— CONSEGNA —
Per favore, aggiorna il materiale dall'inizio fino alla riga che contiene "amount-cell: 460,0 xyxy=(731,206,788,219)", inclusa, sostituendo "executor" con "responsabile" e senza modificare nient'altro.

— Registro dei riquadri etichettati —
----------------------------------------

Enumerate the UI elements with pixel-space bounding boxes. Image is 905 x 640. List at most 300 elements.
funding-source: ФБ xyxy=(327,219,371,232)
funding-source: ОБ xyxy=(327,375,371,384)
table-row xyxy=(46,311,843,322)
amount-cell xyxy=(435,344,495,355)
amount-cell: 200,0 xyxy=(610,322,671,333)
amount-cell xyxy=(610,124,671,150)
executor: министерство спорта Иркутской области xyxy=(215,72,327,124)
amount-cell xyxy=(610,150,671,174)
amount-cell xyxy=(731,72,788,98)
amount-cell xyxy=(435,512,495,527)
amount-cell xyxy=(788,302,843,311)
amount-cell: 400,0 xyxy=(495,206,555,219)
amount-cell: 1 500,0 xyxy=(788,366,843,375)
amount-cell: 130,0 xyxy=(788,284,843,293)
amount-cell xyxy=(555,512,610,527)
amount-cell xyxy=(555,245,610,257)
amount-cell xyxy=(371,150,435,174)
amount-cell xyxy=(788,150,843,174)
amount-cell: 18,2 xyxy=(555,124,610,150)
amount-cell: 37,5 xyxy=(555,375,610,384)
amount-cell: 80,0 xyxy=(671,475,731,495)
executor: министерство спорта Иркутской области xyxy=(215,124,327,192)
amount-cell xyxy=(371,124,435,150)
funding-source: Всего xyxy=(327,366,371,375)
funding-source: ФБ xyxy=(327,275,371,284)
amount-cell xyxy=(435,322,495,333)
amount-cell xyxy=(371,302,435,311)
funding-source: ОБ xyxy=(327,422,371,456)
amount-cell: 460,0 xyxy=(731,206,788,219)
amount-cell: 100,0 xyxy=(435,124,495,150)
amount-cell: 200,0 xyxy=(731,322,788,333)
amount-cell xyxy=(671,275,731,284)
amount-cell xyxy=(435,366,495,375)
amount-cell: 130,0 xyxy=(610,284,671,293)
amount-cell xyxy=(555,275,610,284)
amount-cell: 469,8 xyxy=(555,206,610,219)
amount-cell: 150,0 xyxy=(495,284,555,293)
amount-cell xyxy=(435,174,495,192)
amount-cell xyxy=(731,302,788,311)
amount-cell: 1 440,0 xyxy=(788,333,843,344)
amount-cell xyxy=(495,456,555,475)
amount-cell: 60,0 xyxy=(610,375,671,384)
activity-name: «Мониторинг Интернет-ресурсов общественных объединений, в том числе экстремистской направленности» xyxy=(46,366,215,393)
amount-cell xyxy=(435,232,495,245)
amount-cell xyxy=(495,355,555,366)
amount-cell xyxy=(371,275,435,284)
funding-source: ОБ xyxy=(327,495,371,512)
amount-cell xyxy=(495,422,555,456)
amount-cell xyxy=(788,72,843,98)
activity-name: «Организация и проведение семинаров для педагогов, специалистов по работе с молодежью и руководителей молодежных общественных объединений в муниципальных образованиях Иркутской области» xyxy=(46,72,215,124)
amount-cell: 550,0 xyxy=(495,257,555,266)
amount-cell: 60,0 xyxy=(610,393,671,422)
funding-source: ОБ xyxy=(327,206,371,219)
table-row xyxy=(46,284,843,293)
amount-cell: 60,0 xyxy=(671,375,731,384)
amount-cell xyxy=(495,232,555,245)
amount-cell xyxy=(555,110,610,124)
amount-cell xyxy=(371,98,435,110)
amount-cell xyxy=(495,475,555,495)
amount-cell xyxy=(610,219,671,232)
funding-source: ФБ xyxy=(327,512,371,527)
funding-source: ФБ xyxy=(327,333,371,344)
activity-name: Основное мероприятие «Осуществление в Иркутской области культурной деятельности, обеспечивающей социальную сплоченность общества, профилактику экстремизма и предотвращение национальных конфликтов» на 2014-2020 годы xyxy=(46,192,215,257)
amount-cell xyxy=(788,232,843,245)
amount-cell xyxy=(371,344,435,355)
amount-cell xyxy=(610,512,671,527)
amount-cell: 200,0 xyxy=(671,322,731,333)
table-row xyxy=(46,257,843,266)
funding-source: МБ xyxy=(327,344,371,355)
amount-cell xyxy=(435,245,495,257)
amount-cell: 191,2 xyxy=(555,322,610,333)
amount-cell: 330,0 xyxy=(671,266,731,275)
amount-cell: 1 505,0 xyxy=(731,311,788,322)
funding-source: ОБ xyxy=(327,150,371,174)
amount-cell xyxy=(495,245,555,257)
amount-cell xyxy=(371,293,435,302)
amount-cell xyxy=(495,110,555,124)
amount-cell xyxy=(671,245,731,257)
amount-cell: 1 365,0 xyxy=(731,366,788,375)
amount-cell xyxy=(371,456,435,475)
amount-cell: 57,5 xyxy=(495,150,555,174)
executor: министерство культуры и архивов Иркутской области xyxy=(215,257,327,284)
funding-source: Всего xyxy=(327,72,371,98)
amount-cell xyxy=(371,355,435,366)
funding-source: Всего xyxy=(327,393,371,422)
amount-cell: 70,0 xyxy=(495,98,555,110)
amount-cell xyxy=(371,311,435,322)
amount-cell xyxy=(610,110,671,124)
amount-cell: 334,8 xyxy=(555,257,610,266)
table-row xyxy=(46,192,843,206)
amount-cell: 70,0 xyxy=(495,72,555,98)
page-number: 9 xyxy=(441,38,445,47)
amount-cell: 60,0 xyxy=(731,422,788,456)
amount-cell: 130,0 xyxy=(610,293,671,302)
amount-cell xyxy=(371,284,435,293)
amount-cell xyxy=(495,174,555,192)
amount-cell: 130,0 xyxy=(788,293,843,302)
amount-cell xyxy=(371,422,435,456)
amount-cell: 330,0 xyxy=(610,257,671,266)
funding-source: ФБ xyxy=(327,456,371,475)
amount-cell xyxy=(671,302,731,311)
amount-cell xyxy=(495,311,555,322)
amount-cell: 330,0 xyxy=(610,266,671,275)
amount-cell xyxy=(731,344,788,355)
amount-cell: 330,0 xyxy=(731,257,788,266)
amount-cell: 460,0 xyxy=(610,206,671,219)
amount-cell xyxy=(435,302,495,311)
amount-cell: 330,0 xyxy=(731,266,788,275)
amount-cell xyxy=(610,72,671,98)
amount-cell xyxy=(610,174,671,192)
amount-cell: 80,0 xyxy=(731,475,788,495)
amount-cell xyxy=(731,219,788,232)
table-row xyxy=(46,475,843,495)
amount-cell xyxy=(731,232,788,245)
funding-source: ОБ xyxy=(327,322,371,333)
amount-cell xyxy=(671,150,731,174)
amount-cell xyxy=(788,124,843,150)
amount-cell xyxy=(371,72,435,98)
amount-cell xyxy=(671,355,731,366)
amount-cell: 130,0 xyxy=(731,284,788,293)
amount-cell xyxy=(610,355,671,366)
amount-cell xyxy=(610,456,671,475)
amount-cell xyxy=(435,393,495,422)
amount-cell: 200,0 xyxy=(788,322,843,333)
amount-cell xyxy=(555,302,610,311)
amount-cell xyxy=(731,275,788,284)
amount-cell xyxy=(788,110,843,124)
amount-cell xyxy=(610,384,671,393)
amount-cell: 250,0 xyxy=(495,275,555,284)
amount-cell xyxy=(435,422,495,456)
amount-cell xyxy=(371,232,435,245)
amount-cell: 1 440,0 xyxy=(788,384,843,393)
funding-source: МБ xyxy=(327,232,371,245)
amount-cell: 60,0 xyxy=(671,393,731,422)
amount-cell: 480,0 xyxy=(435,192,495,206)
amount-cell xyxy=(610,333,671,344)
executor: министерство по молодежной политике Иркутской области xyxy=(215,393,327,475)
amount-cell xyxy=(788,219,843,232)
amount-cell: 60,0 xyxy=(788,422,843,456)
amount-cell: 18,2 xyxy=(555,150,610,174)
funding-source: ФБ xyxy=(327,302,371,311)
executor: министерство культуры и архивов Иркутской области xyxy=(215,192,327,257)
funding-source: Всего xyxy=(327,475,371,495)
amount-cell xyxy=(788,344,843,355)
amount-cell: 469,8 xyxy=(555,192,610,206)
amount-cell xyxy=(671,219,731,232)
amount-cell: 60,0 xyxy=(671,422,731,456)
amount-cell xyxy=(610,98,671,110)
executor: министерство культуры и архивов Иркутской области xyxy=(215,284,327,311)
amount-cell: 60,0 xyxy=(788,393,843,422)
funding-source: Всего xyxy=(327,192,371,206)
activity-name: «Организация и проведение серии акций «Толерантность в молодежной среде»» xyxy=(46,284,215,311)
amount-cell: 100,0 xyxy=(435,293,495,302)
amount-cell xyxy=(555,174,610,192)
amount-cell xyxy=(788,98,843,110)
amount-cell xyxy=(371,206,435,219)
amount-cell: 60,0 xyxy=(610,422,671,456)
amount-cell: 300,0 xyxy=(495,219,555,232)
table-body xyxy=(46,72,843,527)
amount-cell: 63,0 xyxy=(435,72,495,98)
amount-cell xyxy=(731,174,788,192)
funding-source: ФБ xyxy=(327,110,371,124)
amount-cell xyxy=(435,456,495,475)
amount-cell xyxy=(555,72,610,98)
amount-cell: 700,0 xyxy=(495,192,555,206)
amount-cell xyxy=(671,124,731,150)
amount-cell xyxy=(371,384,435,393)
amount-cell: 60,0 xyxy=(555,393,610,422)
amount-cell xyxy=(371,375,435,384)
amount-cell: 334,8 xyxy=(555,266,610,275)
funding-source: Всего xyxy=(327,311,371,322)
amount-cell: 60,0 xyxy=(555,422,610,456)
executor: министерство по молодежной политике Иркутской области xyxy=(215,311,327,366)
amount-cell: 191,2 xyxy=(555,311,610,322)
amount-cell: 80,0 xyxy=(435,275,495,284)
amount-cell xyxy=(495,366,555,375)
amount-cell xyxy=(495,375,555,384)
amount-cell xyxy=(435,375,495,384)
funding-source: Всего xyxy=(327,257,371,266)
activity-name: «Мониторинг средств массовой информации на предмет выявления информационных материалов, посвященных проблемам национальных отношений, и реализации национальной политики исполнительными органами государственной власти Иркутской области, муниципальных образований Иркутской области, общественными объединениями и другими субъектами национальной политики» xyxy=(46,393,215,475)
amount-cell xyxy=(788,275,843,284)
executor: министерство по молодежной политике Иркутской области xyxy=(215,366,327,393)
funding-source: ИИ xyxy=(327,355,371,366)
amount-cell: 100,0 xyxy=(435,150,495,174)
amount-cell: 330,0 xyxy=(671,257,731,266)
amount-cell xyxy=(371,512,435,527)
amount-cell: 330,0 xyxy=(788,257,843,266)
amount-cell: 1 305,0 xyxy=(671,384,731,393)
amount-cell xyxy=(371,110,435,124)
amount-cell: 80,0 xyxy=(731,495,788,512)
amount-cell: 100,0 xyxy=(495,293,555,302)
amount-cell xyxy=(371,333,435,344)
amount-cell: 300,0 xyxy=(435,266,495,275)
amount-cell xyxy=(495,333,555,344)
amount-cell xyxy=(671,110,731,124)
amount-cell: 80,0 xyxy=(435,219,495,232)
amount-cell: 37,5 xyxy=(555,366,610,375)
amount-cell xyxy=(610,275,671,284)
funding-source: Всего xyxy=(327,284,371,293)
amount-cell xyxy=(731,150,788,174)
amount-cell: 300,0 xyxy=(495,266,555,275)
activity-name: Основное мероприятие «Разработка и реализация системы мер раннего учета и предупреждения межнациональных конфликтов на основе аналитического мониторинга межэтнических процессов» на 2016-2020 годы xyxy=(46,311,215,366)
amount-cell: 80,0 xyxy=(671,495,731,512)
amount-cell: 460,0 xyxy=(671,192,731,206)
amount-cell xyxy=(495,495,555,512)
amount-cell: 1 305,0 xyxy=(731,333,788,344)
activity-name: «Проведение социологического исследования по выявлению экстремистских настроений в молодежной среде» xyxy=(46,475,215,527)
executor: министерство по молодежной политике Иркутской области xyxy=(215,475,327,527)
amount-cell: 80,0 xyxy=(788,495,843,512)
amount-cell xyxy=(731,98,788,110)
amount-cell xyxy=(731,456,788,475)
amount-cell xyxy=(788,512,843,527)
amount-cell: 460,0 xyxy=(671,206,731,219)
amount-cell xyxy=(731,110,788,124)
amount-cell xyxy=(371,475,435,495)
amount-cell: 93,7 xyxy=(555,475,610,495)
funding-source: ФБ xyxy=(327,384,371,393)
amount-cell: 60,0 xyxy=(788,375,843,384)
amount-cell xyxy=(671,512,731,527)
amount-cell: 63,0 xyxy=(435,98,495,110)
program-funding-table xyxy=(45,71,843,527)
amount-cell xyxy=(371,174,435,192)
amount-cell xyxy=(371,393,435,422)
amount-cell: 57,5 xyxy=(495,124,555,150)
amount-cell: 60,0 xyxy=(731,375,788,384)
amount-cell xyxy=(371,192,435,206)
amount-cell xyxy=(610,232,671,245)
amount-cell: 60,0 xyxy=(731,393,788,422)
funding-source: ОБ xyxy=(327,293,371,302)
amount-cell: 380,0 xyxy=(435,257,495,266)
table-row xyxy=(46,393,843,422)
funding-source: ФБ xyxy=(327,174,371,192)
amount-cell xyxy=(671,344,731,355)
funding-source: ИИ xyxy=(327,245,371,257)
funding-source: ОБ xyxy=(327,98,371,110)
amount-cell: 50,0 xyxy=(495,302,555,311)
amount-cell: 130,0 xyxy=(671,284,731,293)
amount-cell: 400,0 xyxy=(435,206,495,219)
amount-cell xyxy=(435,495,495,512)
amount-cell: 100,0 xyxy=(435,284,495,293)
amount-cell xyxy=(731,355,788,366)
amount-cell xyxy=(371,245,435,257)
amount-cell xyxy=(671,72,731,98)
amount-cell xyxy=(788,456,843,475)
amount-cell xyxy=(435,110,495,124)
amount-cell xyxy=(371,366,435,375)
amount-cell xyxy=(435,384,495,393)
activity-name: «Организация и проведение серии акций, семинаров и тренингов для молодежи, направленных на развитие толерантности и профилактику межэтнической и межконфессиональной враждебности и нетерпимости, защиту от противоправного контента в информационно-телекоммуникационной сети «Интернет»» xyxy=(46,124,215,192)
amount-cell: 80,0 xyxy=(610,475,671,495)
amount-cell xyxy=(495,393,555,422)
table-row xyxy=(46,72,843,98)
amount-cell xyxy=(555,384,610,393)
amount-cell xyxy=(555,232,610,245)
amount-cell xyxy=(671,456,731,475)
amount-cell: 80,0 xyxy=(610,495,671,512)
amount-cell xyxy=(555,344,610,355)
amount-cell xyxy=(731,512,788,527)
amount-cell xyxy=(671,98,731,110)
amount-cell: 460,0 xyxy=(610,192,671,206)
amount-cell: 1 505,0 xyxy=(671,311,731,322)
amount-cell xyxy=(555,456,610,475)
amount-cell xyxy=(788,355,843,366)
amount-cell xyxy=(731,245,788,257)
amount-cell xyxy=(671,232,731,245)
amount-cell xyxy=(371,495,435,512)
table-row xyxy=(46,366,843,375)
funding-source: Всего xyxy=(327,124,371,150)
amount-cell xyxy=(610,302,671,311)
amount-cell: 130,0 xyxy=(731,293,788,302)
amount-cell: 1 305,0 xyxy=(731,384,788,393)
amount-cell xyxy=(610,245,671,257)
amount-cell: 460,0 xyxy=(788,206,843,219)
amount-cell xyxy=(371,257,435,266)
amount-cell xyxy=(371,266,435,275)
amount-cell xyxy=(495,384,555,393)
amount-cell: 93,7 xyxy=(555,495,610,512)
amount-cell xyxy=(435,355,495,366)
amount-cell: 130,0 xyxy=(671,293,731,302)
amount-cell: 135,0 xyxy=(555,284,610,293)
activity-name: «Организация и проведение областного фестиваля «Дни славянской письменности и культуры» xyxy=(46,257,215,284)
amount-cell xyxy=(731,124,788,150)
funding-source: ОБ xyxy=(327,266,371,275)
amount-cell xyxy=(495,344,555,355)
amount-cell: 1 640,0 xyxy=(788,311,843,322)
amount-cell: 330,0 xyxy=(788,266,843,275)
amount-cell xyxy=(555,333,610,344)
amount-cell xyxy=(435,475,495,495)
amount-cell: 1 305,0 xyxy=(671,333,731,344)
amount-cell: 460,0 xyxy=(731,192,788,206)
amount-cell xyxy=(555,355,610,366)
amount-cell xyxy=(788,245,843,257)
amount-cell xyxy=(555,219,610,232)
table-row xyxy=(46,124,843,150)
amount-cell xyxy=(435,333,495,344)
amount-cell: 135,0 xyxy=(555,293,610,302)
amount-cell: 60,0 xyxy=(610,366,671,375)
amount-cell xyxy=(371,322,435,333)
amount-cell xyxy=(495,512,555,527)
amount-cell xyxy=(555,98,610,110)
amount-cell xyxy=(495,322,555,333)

----------------------------------------

— RISPOSTA SCRITTA —
Enumerate the UI elements with pixel-space bounding boxes. Image is 905 x 640. List at most 300 elements.
funding-source: ФБ xyxy=(327,219,371,232)
funding-source: ОБ xyxy=(327,375,371,384)
table-row xyxy=(46,311,843,322)
amount-cell xyxy=(435,344,495,355)
amount-cell: 200,0 xyxy=(610,322,671,333)
amount-cell xyxy=(610,124,671,150)
responsabile: министерство спорта Иркутской области xyxy=(215,72,327,124)
amount-cell xyxy=(610,150,671,174)
amount-cell xyxy=(731,72,788,98)
amount-cell xyxy=(435,512,495,527)
amount-cell xyxy=(788,302,843,311)
amount-cell: 400,0 xyxy=(495,206,555,219)
amount-cell: 1 500,0 xyxy=(788,366,843,375)
amount-cell: 130,0 xyxy=(788,284,843,293)
amount-cell xyxy=(555,512,610,527)
amount-cell xyxy=(555,245,610,257)
amount-cell xyxy=(371,150,435,174)
amount-cell xyxy=(788,150,843,174)
amount-cell: 18,2 xyxy=(555,124,610,150)
amount-cell: 37,5 xyxy=(555,375,610,384)
amount-cell: 80,0 xyxy=(671,475,731,495)
responsabile: министерство спорта Иркутской области xyxy=(215,124,327,192)
amount-cell xyxy=(371,124,435,150)
funding-source: Всего xyxy=(327,366,371,375)
funding-source: ФБ xyxy=(327,275,371,284)
amount-cell xyxy=(435,322,495,333)
amount-cell xyxy=(371,302,435,311)
funding-source: ОБ xyxy=(327,422,371,456)
amount-cell: 460,0 xyxy=(731,206,788,219)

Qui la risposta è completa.